_GIVEN EXERCISE_
Where the string "ylabel" occurs in the material below, report the whole line.

--- BEGIN ---

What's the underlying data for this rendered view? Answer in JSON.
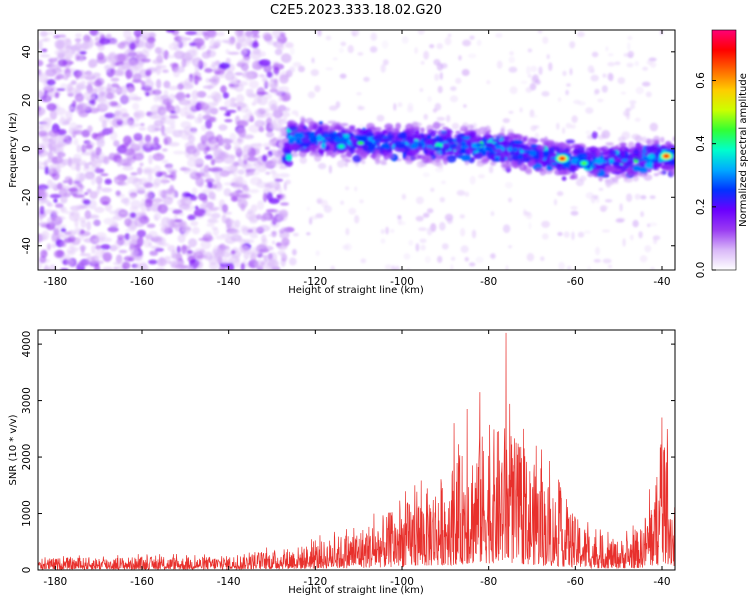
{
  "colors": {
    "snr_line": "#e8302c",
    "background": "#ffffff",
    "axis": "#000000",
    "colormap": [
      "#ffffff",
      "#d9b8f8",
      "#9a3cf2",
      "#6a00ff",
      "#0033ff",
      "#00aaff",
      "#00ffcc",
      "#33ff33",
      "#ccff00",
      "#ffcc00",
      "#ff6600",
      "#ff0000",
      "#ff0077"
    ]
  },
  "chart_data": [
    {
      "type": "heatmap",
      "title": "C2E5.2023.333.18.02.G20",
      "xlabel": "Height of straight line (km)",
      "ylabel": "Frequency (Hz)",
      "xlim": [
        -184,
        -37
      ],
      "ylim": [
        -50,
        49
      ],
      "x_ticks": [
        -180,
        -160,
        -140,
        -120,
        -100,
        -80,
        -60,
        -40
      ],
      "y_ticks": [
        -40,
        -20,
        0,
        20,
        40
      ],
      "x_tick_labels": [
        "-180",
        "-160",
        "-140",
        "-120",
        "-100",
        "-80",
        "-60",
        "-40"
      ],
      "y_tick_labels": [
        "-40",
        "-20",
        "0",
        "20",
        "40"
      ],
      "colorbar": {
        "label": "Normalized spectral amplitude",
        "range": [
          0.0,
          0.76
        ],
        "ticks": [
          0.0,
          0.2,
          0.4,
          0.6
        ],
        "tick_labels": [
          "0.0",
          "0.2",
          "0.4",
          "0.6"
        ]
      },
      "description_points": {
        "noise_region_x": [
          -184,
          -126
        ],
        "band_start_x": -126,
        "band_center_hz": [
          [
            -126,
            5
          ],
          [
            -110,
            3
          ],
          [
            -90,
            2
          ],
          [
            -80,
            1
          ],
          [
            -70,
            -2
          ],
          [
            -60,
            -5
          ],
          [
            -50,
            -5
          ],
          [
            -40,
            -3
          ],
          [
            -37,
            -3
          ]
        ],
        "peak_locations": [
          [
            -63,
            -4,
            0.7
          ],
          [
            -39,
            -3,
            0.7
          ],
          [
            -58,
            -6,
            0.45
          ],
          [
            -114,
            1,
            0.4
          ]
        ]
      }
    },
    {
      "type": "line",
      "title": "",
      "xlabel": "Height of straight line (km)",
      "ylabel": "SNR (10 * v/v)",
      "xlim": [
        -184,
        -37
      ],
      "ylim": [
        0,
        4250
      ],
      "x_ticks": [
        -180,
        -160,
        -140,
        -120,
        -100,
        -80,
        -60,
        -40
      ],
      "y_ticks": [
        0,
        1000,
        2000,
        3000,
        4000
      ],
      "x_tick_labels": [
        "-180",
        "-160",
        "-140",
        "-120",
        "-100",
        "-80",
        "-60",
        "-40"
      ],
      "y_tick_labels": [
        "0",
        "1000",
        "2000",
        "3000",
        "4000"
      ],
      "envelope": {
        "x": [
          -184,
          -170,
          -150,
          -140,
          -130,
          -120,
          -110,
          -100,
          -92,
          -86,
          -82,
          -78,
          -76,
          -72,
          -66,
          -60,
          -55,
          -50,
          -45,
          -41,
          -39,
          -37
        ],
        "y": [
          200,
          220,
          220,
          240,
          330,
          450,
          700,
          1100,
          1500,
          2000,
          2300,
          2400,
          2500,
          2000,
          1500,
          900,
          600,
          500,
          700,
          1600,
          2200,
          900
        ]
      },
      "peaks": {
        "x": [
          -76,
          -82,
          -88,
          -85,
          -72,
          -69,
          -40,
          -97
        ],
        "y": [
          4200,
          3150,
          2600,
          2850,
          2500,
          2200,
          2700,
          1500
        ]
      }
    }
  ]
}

--- END ---

_FINISHED EXERCISE_
      "ylabel": "Frequency (Hz)",
      "ylabel": "SNR (10 * v/v)",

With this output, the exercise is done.